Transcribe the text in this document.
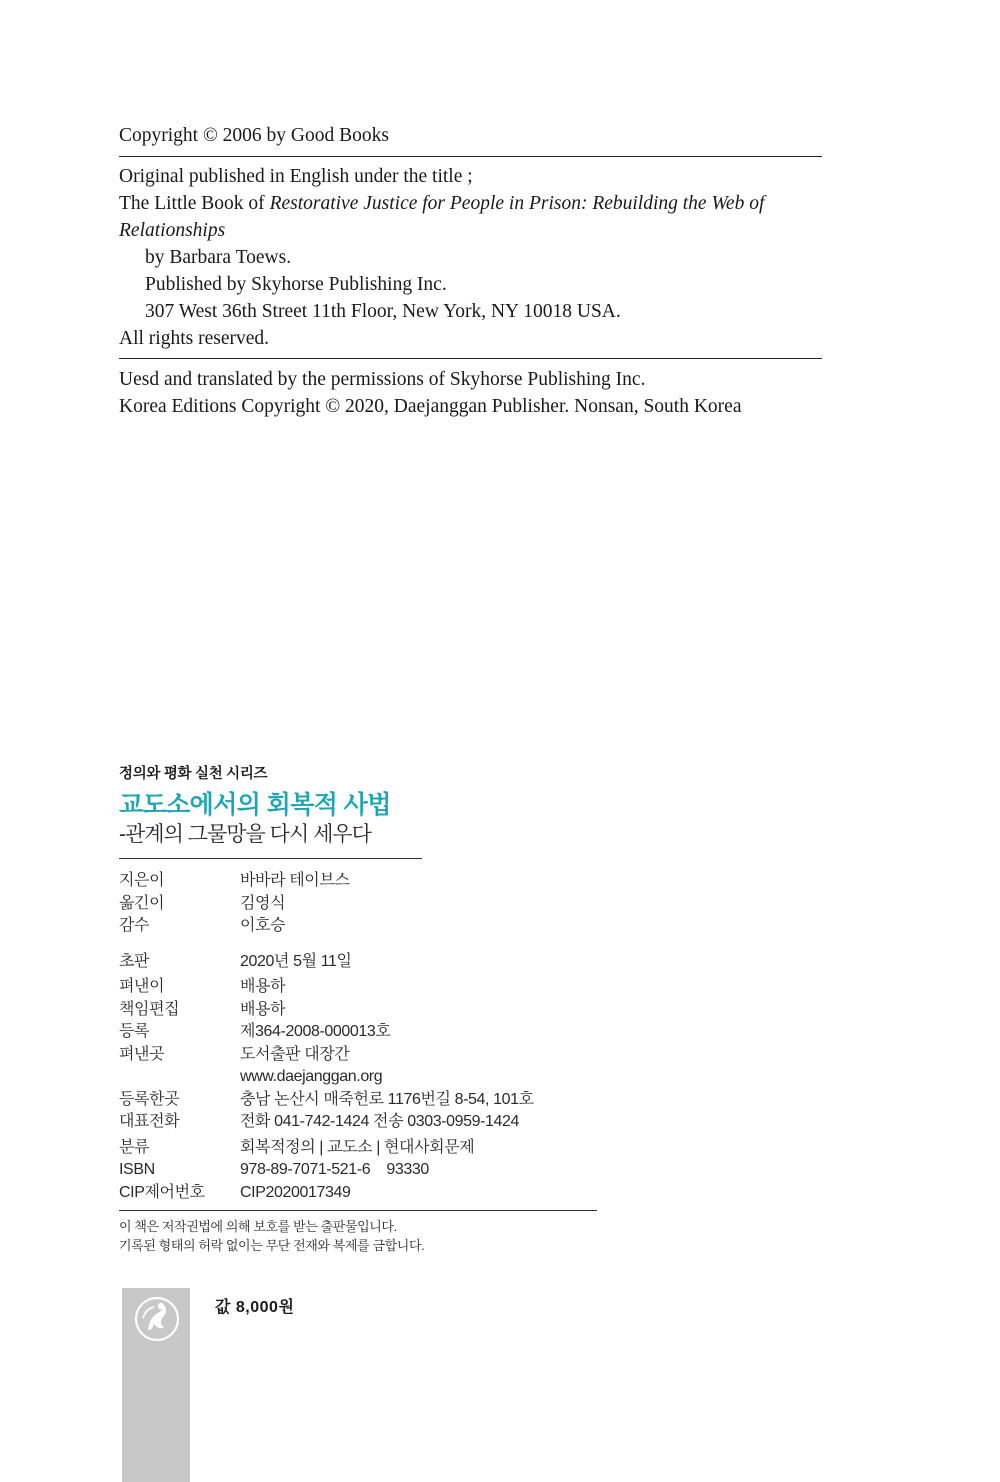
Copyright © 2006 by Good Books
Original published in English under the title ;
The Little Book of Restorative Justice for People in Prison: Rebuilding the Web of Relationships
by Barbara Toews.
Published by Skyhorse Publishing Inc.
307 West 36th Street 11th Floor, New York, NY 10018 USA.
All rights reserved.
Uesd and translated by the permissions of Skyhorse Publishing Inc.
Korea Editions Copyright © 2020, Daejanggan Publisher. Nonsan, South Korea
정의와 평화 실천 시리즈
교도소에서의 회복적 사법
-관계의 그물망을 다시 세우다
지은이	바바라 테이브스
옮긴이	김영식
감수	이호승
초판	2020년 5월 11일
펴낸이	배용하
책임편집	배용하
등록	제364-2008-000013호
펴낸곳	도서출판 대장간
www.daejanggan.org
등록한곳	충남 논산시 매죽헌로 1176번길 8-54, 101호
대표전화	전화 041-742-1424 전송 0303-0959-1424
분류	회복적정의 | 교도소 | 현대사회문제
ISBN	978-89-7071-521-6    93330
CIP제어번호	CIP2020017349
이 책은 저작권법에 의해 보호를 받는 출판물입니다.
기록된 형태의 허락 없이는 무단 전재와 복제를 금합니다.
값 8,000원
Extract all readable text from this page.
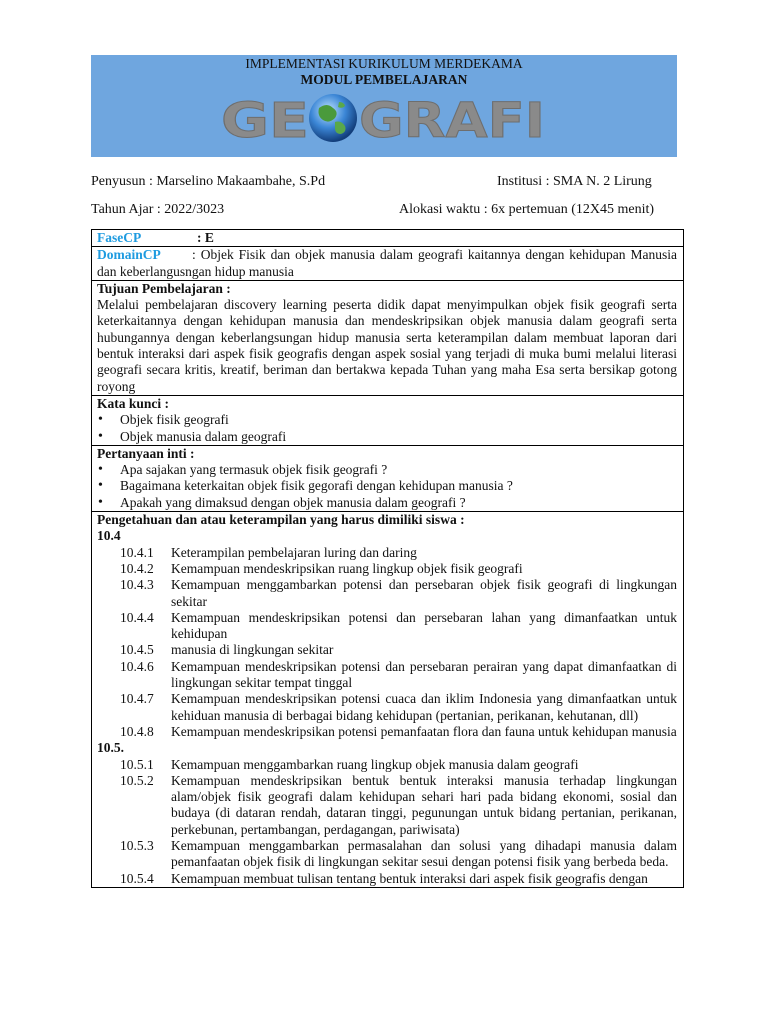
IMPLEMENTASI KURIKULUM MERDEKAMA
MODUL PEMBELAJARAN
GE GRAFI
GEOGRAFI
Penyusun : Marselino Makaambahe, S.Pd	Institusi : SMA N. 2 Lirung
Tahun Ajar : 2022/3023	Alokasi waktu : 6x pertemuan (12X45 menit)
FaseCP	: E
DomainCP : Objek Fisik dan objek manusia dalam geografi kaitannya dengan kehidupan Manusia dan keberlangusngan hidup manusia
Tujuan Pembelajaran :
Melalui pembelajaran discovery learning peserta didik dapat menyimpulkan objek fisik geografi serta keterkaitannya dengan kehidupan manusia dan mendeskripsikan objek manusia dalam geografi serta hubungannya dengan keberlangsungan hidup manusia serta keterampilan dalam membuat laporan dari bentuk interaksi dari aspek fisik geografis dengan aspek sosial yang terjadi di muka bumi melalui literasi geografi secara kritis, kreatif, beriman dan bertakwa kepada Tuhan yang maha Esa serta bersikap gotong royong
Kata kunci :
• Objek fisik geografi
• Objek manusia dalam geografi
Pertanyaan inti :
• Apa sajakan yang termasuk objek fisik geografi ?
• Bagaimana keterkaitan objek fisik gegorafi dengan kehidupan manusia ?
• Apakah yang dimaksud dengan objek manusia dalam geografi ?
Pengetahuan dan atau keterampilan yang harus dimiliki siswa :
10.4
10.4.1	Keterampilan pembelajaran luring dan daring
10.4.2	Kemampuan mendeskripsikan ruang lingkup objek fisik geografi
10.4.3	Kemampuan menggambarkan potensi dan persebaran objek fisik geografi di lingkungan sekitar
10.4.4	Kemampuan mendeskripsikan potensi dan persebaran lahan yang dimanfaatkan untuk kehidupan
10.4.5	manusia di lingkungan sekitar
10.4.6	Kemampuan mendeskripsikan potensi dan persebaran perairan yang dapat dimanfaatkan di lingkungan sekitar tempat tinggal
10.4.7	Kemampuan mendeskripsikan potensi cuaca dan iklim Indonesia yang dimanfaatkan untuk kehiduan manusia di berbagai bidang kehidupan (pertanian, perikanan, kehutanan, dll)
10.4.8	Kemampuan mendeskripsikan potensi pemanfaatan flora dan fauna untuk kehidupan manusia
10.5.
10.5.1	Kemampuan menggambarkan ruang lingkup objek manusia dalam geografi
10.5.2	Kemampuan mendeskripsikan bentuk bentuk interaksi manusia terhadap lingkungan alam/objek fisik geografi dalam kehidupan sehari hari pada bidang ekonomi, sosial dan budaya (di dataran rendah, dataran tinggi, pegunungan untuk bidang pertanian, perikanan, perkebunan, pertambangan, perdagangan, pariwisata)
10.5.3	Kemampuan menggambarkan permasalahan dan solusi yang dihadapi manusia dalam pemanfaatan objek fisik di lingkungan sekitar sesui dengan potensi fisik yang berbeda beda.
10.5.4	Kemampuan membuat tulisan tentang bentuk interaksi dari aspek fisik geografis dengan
-- -- --
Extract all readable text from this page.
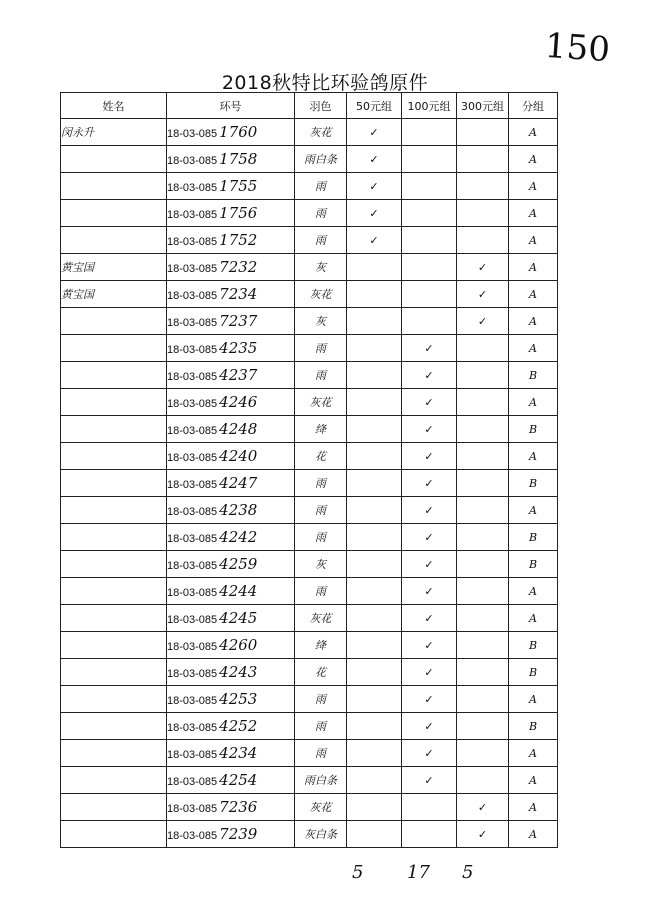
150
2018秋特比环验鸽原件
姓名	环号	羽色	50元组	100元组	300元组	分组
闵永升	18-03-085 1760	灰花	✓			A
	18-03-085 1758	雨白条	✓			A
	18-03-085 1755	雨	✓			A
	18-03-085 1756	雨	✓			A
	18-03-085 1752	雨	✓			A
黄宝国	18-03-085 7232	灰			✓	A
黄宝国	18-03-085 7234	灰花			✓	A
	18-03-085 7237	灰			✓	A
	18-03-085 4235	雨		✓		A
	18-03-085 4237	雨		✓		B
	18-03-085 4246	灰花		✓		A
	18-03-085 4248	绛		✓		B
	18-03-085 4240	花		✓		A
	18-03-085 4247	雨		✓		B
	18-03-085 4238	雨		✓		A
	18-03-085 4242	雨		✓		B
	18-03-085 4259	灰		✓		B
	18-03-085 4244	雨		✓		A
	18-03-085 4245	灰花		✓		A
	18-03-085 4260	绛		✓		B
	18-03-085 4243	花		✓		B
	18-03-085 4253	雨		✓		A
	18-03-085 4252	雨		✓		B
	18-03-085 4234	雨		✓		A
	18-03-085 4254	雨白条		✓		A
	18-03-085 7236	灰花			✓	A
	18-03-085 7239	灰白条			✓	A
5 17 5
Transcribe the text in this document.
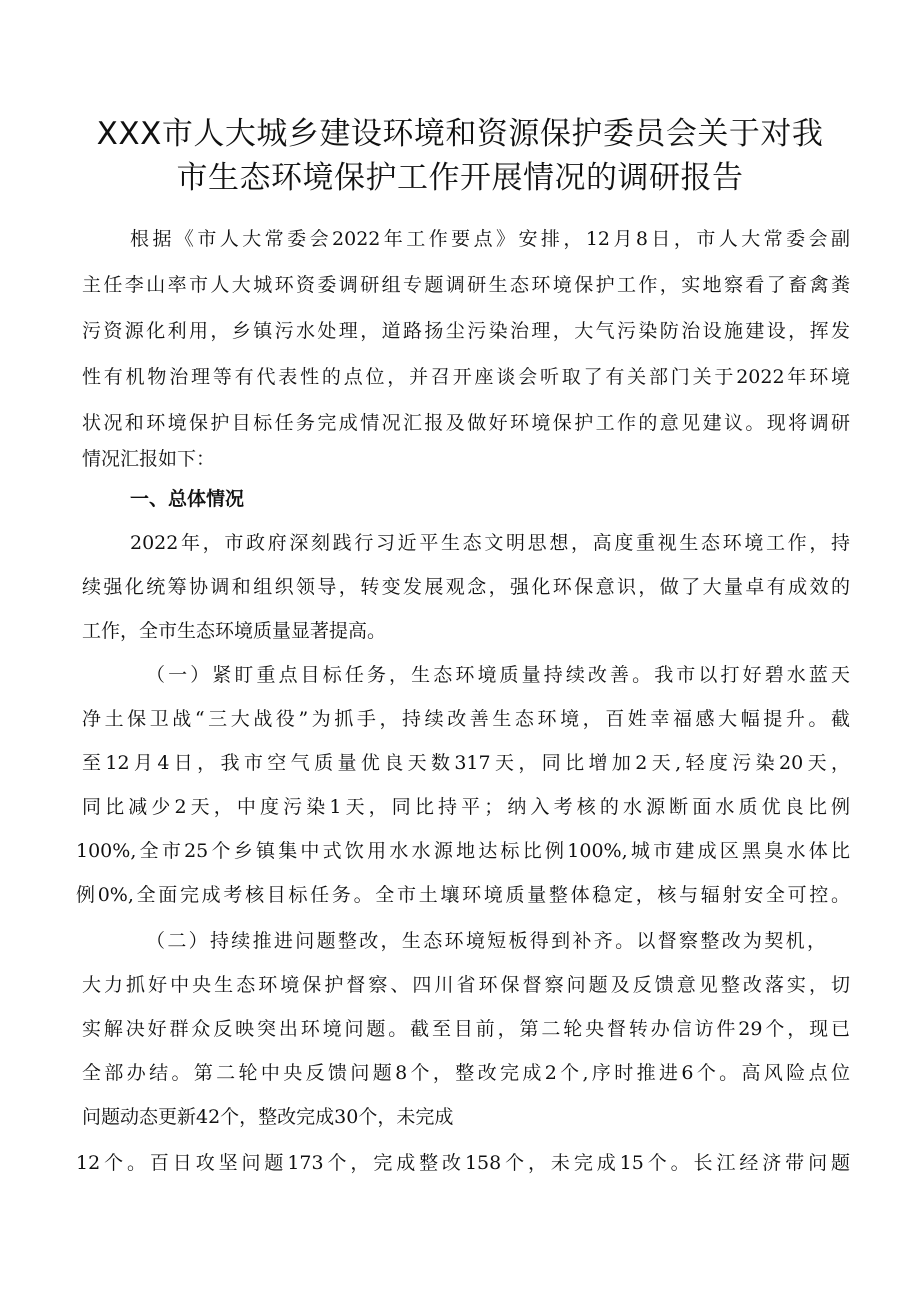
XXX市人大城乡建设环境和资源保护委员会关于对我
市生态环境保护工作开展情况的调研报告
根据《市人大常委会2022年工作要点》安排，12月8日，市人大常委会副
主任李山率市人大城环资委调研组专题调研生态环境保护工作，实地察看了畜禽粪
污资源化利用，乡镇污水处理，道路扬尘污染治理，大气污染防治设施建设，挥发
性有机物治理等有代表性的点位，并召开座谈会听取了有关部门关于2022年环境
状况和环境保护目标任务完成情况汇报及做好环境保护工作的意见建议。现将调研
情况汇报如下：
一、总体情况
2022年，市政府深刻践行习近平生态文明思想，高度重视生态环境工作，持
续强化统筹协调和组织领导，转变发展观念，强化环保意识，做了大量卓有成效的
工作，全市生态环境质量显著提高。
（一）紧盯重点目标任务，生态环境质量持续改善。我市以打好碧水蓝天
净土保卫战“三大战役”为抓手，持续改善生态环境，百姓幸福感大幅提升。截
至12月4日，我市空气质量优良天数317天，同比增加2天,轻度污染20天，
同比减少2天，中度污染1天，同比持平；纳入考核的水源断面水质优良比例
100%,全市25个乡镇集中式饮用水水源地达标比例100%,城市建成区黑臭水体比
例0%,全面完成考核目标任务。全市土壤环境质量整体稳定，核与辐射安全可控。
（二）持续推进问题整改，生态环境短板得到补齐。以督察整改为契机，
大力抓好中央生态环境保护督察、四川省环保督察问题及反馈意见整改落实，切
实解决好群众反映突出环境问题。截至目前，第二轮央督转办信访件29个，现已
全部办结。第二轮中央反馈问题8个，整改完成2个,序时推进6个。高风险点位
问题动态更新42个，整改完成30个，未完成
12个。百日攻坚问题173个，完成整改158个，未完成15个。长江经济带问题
-- -- --
§ Exercise prompt: For each line of the listing that holds the word "dimanfaatkan", show that line.

§ Written solution:
10.4.4	Kemampuan mendeskripsikan potensi dan persebaran lahan yang dimanfaatkan untuk kehidupan
10.4.6	Kemampuan mendeskripsikan potensi dan persebaran perairan yang dapat dimanfaatkan di lingkungan sekitar tempat tinggal
10.4.7	Kemampuan mendeskripsikan potensi cuaca dan iklim Indonesia yang dimanfaatkan untuk kehiduan manusia di berbagai bidang kehidupan (pertanian, perikanan, kehutanan, dll)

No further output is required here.